*** DATASET RECORDS
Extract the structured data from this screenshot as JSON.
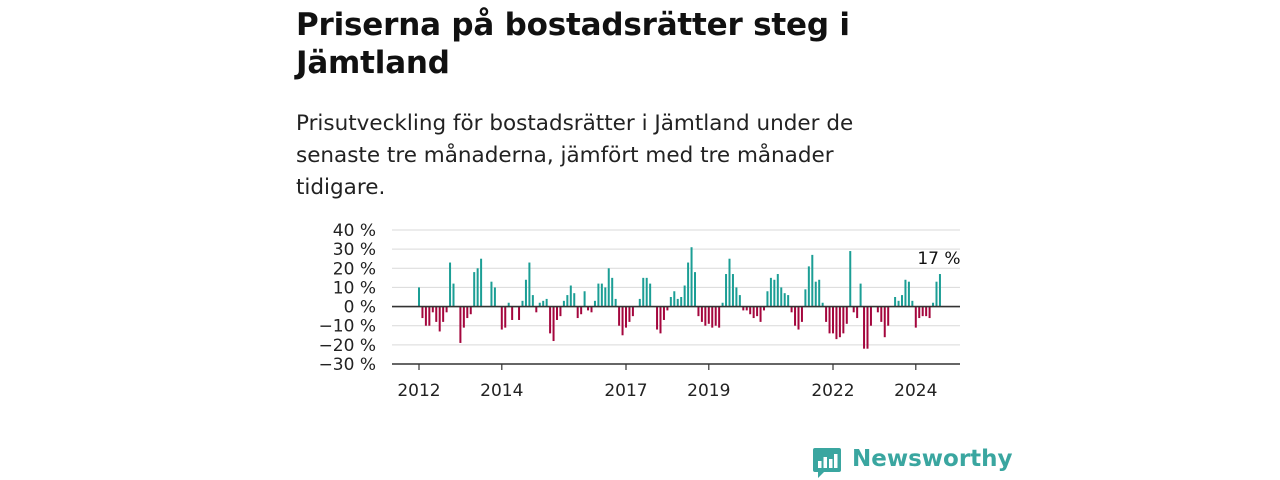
{
  "title": "Priserna på bostadsrätter steg i Jämtland",
  "subtitle": "Prisutveckling för bostadsrätter i Jämtland under de senaste tre månaderna, jämfört med tre månader tidigare.",
  "brand": "Newsworthy",
  "colors": {
    "positive": "#1b9e95",
    "negative": "#a4063d",
    "grid": "#d9d9d9",
    "axis": "#333333"
  },
  "chart_data": {
    "type": "bar",
    "x_unit": "month",
    "x_start": "2012-01",
    "x_tick_labels": [
      "2012",
      "2014",
      "2017",
      "2019",
      "2022",
      "2024"
    ],
    "y_tick_labels": [
      "40 %",
      "30 %",
      "20 %",
      "10 %",
      "0 %",
      "−10 %",
      "−20 %",
      "−30 %"
    ],
    "ylim": [
      -30,
      40
    ],
    "annotation": "17 %",
    "values": [
      10,
      -6,
      -10,
      -10,
      -3,
      -8,
      -13,
      -8,
      -3,
      23,
      12,
      0,
      -19,
      -11,
      -6,
      -4,
      18,
      20,
      25,
      0,
      0,
      13,
      10,
      0,
      -12,
      -11,
      2,
      -7,
      0,
      -7,
      3,
      14,
      23,
      6,
      -3,
      2,
      3,
      4,
      -14,
      -18,
      -7,
      -5,
      3,
      6,
      11,
      7,
      -6,
      -4,
      8,
      -2,
      -3,
      3,
      12,
      12,
      10,
      20,
      15,
      4,
      -10,
      -15,
      -11,
      -8,
      -5,
      0,
      4,
      15,
      15,
      12,
      0,
      -12,
      -14,
      -7,
      -2,
      5,
      8,
      4,
      5,
      11,
      23,
      31,
      18,
      -5,
      -8,
      -10,
      -9,
      -11,
      -10,
      -11,
      2,
      17,
      25,
      17,
      10,
      6,
      -2,
      -2,
      -4,
      -6,
      -5,
      -8,
      -2,
      8,
      15,
      14,
      17,
      10,
      7,
      6,
      -3,
      -10,
      -12,
      -8,
      9,
      21,
      27,
      13,
      14,
      2,
      -8,
      -14,
      -14,
      -17,
      -16,
      -14,
      -9,
      29,
      -3,
      -6,
      12,
      -22,
      -22,
      -10,
      0,
      -3,
      -8,
      -16,
      -10,
      0,
      5,
      3,
      6,
      14,
      13,
      3,
      -11,
      -6,
      -5,
      -5,
      -6,
      2,
      13,
      17
    ]
  }
}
******
Write out each entry exactly as given, but skip the pictures.

Extract the structured data from this screenshot as JSON.
{
  "title": "Priserna på bostadsrätter steg i Jämtland",
  "subtitle": "Prisutveckling för bostadsrätter i Jämtland under de senaste tre månaderna, jämfört med tre månader tidigare.",
  "brand": "Newsworthy",
  "colors": {
    "positive": "#1b9e95",
    "negative": "#a4063d",
    "grid": "#d9d9d9",
    "axis": "#333333"
  },
  "chart_data": {
    "type": "bar",
    "x_unit": "month",
    "x_start": "2012-01",
    "x_tick_labels": [
      "2012",
      "2014",
      "2017",
      "2019",
      "2022",
      "2024"
    ],
    "y_tick_labels": [
      "40 %",
      "30 %",
      "20 %",
      "10 %",
      "0 %",
      "−10 %",
      "−20 %",
      "−30 %"
    ],
    "ylim": [
      -30,
      40
    ],
    "annotation": "17 %",
    "values": [
      10,
      -6,
      -10,
      -10,
      -3,
      -8,
      -13,
      -8,
      -3,
      23,
      12,
      0,
      -19,
      -11,
      -6,
      -4,
      18,
      20,
      25,
      0,
      0,
      13,
      10,
      0,
      -12,
      -11,
      2,
      -7,
      0,
      -7,
      3,
      14,
      23,
      6,
      -3,
      2,
      3,
      4,
      -14,
      -18,
      -7,
      -5,
      3,
      6,
      11,
      7,
      -6,
      -4,
      8,
      -2,
      -3,
      3,
      12,
      12,
      10,
      20,
      15,
      4,
      -10,
      -15,
      -11,
      -8,
      -5,
      0,
      4,
      15,
      15,
      12,
      0,
      -12,
      -14,
      -7,
      -2,
      5,
      8,
      4,
      5,
      11,
      23,
      31,
      18,
      -5,
      -8,
      -10,
      -9,
      -11,
      -10,
      -11,
      2,
      17,
      25,
      17,
      10,
      6,
      -2,
      -2,
      -4,
      -6,
      -5,
      -8,
      -2,
      8,
      15,
      14,
      17,
      10,
      7,
      6,
      -3,
      -10,
      -12,
      -8,
      9,
      21,
      27,
      13,
      14,
      2,
      -8,
      -14,
      -14,
      -17,
      -16,
      -14,
      -9,
      29,
      -3,
      -6,
      12,
      -22,
      -22,
      -10,
      0,
      -3,
      -8,
      -16,
      -10,
      0,
      5,
      3,
      6,
      14,
      13,
      3,
      -11,
      -6,
      -5,
      -5,
      -6,
      2,
      13,
      17
    ]
  }
}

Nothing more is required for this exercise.